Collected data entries
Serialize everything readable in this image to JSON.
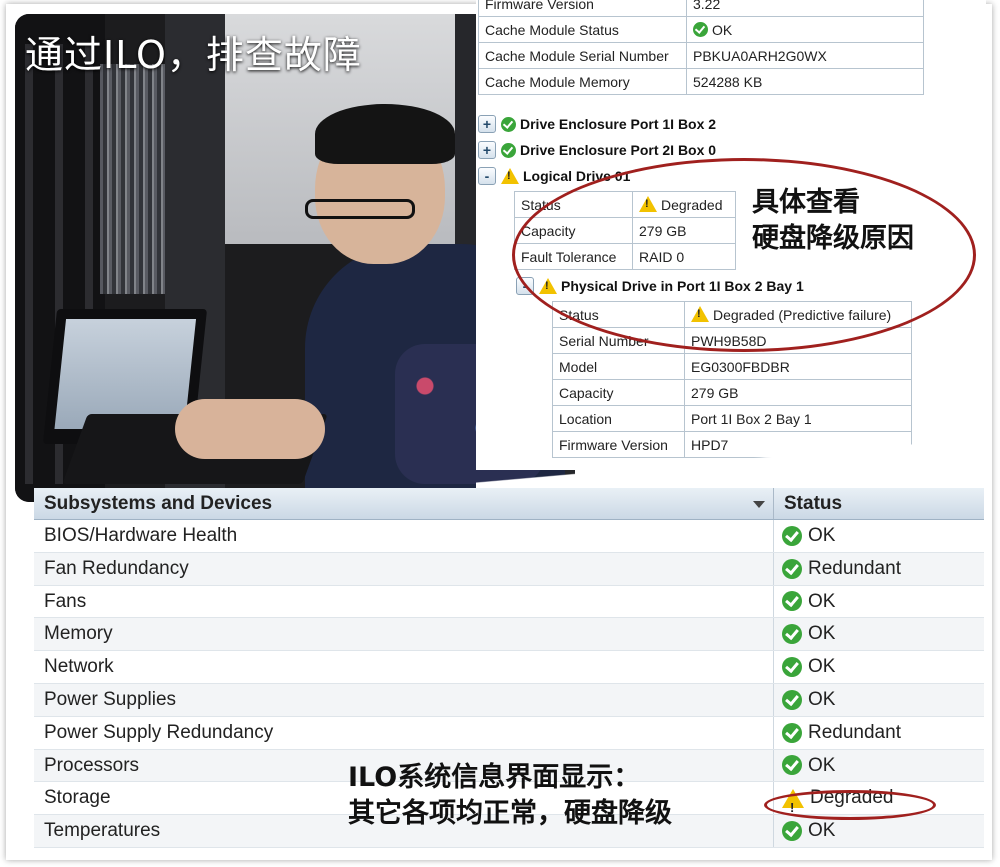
{
  "photo": {
    "caption": "通过ILO，排查故障"
  },
  "detail": {
    "controller_rows": [
      {
        "key": "Firmware Version",
        "value": "3.22"
      },
      {
        "key": "Cache Module Status",
        "value": "OK",
        "status": "ok"
      },
      {
        "key": "Cache Module Serial Number",
        "value": "PBKUA0ARH2G0WX"
      },
      {
        "key": "Cache Module Memory",
        "value": "524288 KB"
      }
    ],
    "tree": [
      {
        "toggle": "+",
        "status": "ok",
        "label": "Drive Enclosure Port 1I Box 2"
      },
      {
        "toggle": "+",
        "status": "ok",
        "label": "Drive Enclosure Port 2I Box 0"
      },
      {
        "toggle": "-",
        "status": "warn",
        "label": "Logical Drive 01"
      }
    ],
    "logical_rows": [
      {
        "key": "Status",
        "value": "Degraded",
        "status": "warn"
      },
      {
        "key": "Capacity",
        "value": "279 GB"
      },
      {
        "key": "Fault Tolerance",
        "value": "RAID 0"
      }
    ],
    "physical_header": {
      "toggle": "-",
      "status": "warn",
      "label": "Physical Drive in Port 1I Box 2 Bay 1"
    },
    "physical_rows": [
      {
        "key": "Status",
        "value": "Degraded (Predictive failure)",
        "status": "warn"
      },
      {
        "key": "Serial Number",
        "value": "PWH9B58D"
      },
      {
        "key": "Model",
        "value": "EG0300FBDBR"
      },
      {
        "key": "Capacity",
        "value": "279 GB"
      },
      {
        "key": "Location",
        "value": "Port 1I Box 2 Bay 1"
      },
      {
        "key": "Firmware Version",
        "value": "HPD7"
      }
    ],
    "annotation": {
      "line1": "具体查看",
      "line2": "硬盘降级原因"
    }
  },
  "subsystems": {
    "col_name": "Subsystems and Devices",
    "col_status": "Status",
    "rows": [
      {
        "name": "BIOS/Hardware Health",
        "status": "OK",
        "kind": "ok"
      },
      {
        "name": "Fan Redundancy",
        "status": "Redundant",
        "kind": "ok"
      },
      {
        "name": "Fans",
        "status": "OK",
        "kind": "ok"
      },
      {
        "name": "Memory",
        "status": "OK",
        "kind": "ok"
      },
      {
        "name": "Network",
        "status": "OK",
        "kind": "ok"
      },
      {
        "name": "Power Supplies",
        "status": "OK",
        "kind": "ok"
      },
      {
        "name": "Power Supply Redundancy",
        "status": "Redundant",
        "kind": "ok"
      },
      {
        "name": "Processors",
        "status": "OK",
        "kind": "ok"
      },
      {
        "name": "Storage",
        "status": "Degraded",
        "kind": "warn"
      },
      {
        "name": "Temperatures",
        "status": "OK",
        "kind": "ok"
      }
    ],
    "annotation": {
      "line1": "ILO系统信息界面显示：",
      "line2": "其它各项均正常，硬盘降级"
    }
  },
  "colors": {
    "ok": "#3aa53a",
    "warn": "#f2c200",
    "annotation": "#a0201e"
  }
}
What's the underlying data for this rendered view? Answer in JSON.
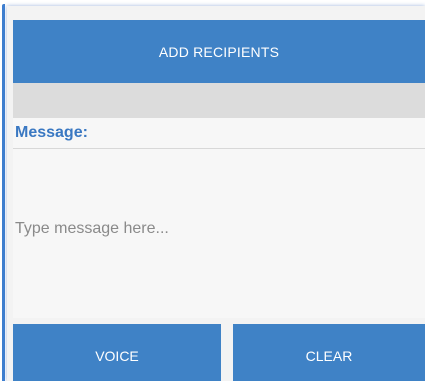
{
  "header": {
    "add_recipients_label": "ADD RECIPIENTS"
  },
  "message": {
    "label": "Message:",
    "placeholder": "Type message here...",
    "value": ""
  },
  "actions": {
    "voice_label": "VOICE",
    "clear_label": "CLEAR"
  },
  "colors": {
    "button_blue": "#3f82c6",
    "label_blue": "#3a78c2",
    "strip_gray": "#dcdcdc"
  }
}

TO DO -> Extract the text of all the records above verbatim, excluding pictures.

TASK OUTPUT ->
Serialize everything readable in this image to JSON.
{
  "photo": {
    "caption": "通过ILO，排查故障"
  },
  "detail": {
    "controller_rows": [
      {
        "key": "Firmware Version",
        "value": "3.22"
      },
      {
        "key": "Cache Module Status",
        "value": "OK",
        "status": "ok"
      },
      {
        "key": "Cache Module Serial Number",
        "value": "PBKUA0ARH2G0WX"
      },
      {
        "key": "Cache Module Memory",
        "value": "524288 KB"
      }
    ],
    "tree": [
      {
        "toggle": "+",
        "status": "ok",
        "label": "Drive Enclosure Port 1I Box 2"
      },
      {
        "toggle": "+",
        "status": "ok",
        "label": "Drive Enclosure Port 2I Box 0"
      },
      {
        "toggle": "-",
        "status": "warn",
        "label": "Logical Drive 01"
      }
    ],
    "logical_rows": [
      {
        "key": "Status",
        "value": "Degraded",
        "status": "warn"
      },
      {
        "key": "Capacity",
        "value": "279 GB"
      },
      {
        "key": "Fault Tolerance",
        "value": "RAID 0"
      }
    ],
    "physical_header": {
      "toggle": "-",
      "status": "warn",
      "label": "Physical Drive in Port 1I Box 2 Bay 1"
    },
    "physical_rows": [
      {
        "key": "Status",
        "value": "Degraded (Predictive failure)",
        "status": "warn"
      },
      {
        "key": "Serial Number",
        "value": "PWH9B58D"
      },
      {
        "key": "Model",
        "value": "EG0300FBDBR"
      },
      {
        "key": "Capacity",
        "value": "279 GB"
      },
      {
        "key": "Location",
        "value": "Port 1I Box 2 Bay 1"
      },
      {
        "key": "Firmware Version",
        "value": "HPD7"
      }
    ],
    "annotation": {
      "line1": "具体查看",
      "line2": "硬盘降级原因"
    }
  },
  "subsystems": {
    "col_name": "Subsystems and Devices",
    "col_status": "Status",
    "rows": [
      {
        "name": "BIOS/Hardware Health",
        "status": "OK",
        "kind": "ok"
      },
      {
        "name": "Fan Redundancy",
        "status": "Redundant",
        "kind": "ok"
      },
      {
        "name": "Fans",
        "status": "OK",
        "kind": "ok"
      },
      {
        "name": "Memory",
        "status": "OK",
        "kind": "ok"
      },
      {
        "name": "Network",
        "status": "OK",
        "kind": "ok"
      },
      {
        "name": "Power Supplies",
        "status": "OK",
        "kind": "ok"
      },
      {
        "name": "Power Supply Redundancy",
        "status": "Redundant",
        "kind": "ok"
      },
      {
        "name": "Processors",
        "status": "OK",
        "kind": "ok"
      },
      {
        "name": "Storage",
        "status": "Degraded",
        "kind": "warn"
      },
      {
        "name": "Temperatures",
        "status": "OK",
        "kind": "ok"
      }
    ],
    "annotation": {
      "line1": "ILO系统信息界面显示：",
      "line2": "其它各项均正常，硬盘降级"
    }
  },
  "colors": {
    "ok": "#3aa53a",
    "warn": "#f2c200",
    "annotation": "#a0201e"
  }
}
What's the underlying data for this rendered view? Answer in JSON.
{
  "header": {
    "add_recipients_label": "ADD RECIPIENTS"
  },
  "message": {
    "label": "Message:",
    "placeholder": "Type message here...",
    "value": ""
  },
  "actions": {
    "voice_label": "VOICE",
    "clear_label": "CLEAR"
  },
  "colors": {
    "button_blue": "#3f82c6",
    "label_blue": "#3a78c2",
    "strip_gray": "#dcdcdc"
  }
}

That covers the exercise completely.